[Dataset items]
(begin)

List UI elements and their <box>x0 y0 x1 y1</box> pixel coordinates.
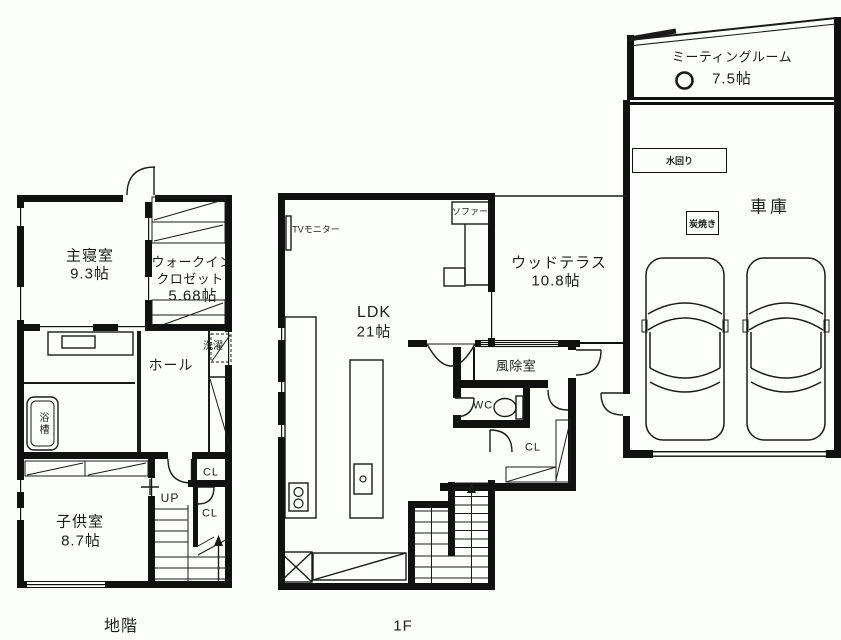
laundry-label: 洗濯 <box>203 342 223 352</box>
entry-door-arc <box>127 167 155 195</box>
car <box>642 258 728 440</box>
terrace-label: ウッドテラス <box>511 256 607 271</box>
closet-lower-label: CL <box>202 509 218 520</box>
first-floor-label: 1F <box>393 619 413 634</box>
stairhall-door-arc <box>168 459 192 483</box>
windbreak-room-label: 風除室 <box>496 360 537 373</box>
ldk-label: LDK <box>357 305 391 321</box>
water-area-label: 水回り <box>666 154 693 167</box>
garage-cars <box>642 258 829 440</box>
garage-label: 車庫 <box>750 199 790 216</box>
walkin-closet-label-2: クロゼット <box>156 273 224 286</box>
first-floor-closet-label: CL <box>525 443 541 454</box>
wc-label: WC <box>473 401 493 412</box>
sofa-label: ソファー <box>452 208 488 217</box>
basement-floor-label: 地階 <box>104 619 138 635</box>
floor-plan-canvas: 主寝室 9.3帖 ウォークイン クロゼット 5.68帖 ホール 洗濯 浴槽 子供… <box>0 0 841 640</box>
hall-label: ホール <box>149 358 194 372</box>
meeting-room-label: ミーティングルーム <box>672 51 792 64</box>
meeting-room-slant-wall <box>629 18 836 46</box>
washroom-counter <box>48 332 133 355</box>
garage-side-door <box>601 393 623 415</box>
wc-door <box>455 398 474 417</box>
wall-cross-mark <box>141 479 159 495</box>
kitchen-counter <box>285 317 316 518</box>
floor-plan-linework <box>0 0 841 640</box>
counter-diag-box <box>313 553 406 580</box>
charcoal-grill-box: 炭焼き <box>686 211 719 235</box>
car <box>743 258 829 440</box>
kids-room-label: 子供室 <box>56 515 104 530</box>
meeting-room-table <box>677 73 693 89</box>
tv-monitor-shape <box>286 216 291 250</box>
kids-closet-hatch <box>25 461 148 476</box>
kitchen-island <box>350 360 383 518</box>
terrace-size: 10.8帖 <box>531 274 580 289</box>
bathtub-label: 浴槽 <box>37 412 47 436</box>
tv-monitor-label: TVモニター <box>292 226 340 235</box>
closet-upper-label: CL <box>203 468 219 479</box>
meeting-room-size: 7.5帖 <box>712 72 752 87</box>
charcoal-grill-label: 炭焼き <box>689 217 716 230</box>
toilet-shape <box>494 396 523 419</box>
walkin-closet-size: 5.68帖 <box>168 289 217 304</box>
master-bedroom-label: 主寝室 <box>66 249 114 264</box>
closet-corridor-door <box>490 430 512 452</box>
master-bedroom-size: 9.3帖 <box>70 267 110 282</box>
stairs-up-label: UP <box>161 492 180 504</box>
kids-room-size: 8.7帖 <box>61 534 101 549</box>
closet-door-arc <box>197 487 214 504</box>
water-area-box: 水回り <box>632 148 727 173</box>
closet-windbreak-door <box>548 390 568 410</box>
ldk-size: 21帖 <box>357 325 392 340</box>
windbreak-east-door <box>576 350 601 375</box>
walkin-closet-label-1: ウォークイン <box>151 256 232 269</box>
windbreak-entry-door <box>427 344 475 366</box>
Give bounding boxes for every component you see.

(end)

_Required work_. Could you write out the data above again with every "closet" swapped for "wardrobe" and everything else left as it is, omitting the pictures?

_Result for this task_.
List UI elements and their <box>x0 y0 x1 y1</box> pixel coordinates.
laundry-label: 洗濯 <box>203 342 223 352</box>
entry-door-arc <box>127 167 155 195</box>
car <box>642 258 728 440</box>
terrace-label: ウッドテラス <box>511 256 607 271</box>
wardrobe-lower-label: CL <box>202 509 218 520</box>
first-floor-label: 1F <box>393 619 413 634</box>
stairhall-door-arc <box>168 459 192 483</box>
windbreak-room-label: 風除室 <box>496 360 537 373</box>
ldk-label: LDK <box>357 305 391 321</box>
water-area-label: 水回り <box>666 154 693 167</box>
garage-cars <box>642 258 829 440</box>
garage-label: 車庫 <box>750 199 790 216</box>
walkin-wardrobe-label-2: クロゼット <box>156 273 224 286</box>
first-floor-wardrobe-label: CL <box>525 443 541 454</box>
wc-label: WC <box>473 401 493 412</box>
sofa-label: ソファー <box>452 208 488 217</box>
basement-floor-label: 地階 <box>104 619 138 635</box>
floor-plan-canvas: 主寝室 9.3帖 ウォークイン クロゼット 5.68帖 ホール 洗濯 浴槽 子供… <box>0 0 841 640</box>
hall-label: ホール <box>149 358 194 372</box>
meeting-room-label: ミーティングルーム <box>672 51 792 64</box>
meeting-room-slant-wall <box>629 18 836 46</box>
washroom-counter <box>48 332 133 355</box>
garage-side-door <box>601 393 623 415</box>
wc-door <box>455 398 474 417</box>
wall-cross-mark <box>141 479 159 495</box>
kitchen-counter <box>285 317 316 518</box>
floor-plan-linework <box>0 0 841 640</box>
counter-diag-box <box>313 553 406 580</box>
charcoal-grill-box: 炭焼き <box>686 211 719 235</box>
car <box>743 258 829 440</box>
kids-room-label: 子供室 <box>56 515 104 530</box>
meeting-room-table <box>677 73 693 89</box>
tv-monitor-shape <box>286 216 291 250</box>
kids-wardrobe-hatch <box>25 461 148 476</box>
kitchen-island <box>350 360 383 518</box>
terrace-size: 10.8帖 <box>531 274 580 289</box>
bathtub-label: 浴槽 <box>37 412 47 436</box>
tv-monitor-label: TVモニター <box>292 226 340 235</box>
wardrobe-upper-label: CL <box>203 468 219 479</box>
meeting-room-size: 7.5帖 <box>712 72 752 87</box>
charcoal-grill-label: 炭焼き <box>689 217 716 230</box>
toilet-shape <box>494 396 523 419</box>
walkin-wardrobe-size: 5.68帖 <box>168 289 217 304</box>
master-bedroom-label: 主寝室 <box>66 249 114 264</box>
wardrobe-corridor-door <box>490 430 512 452</box>
master-bedroom-size: 9.3帖 <box>70 267 110 282</box>
stairs-up-label: UP <box>161 492 180 504</box>
kids-room-size: 8.7帖 <box>61 534 101 549</box>
wardrobe-door-arc <box>197 487 214 504</box>
water-area-box: 水回り <box>632 148 727 173</box>
wardrobe-windbreak-door <box>548 390 568 410</box>
ldk-size: 21帖 <box>357 325 392 340</box>
windbreak-east-door <box>576 350 601 375</box>
walkin-wardrobe-label-1: ウォークイン <box>151 256 232 269</box>
windbreak-entry-door <box>427 344 475 366</box>
Give bounding boxes for every component you see.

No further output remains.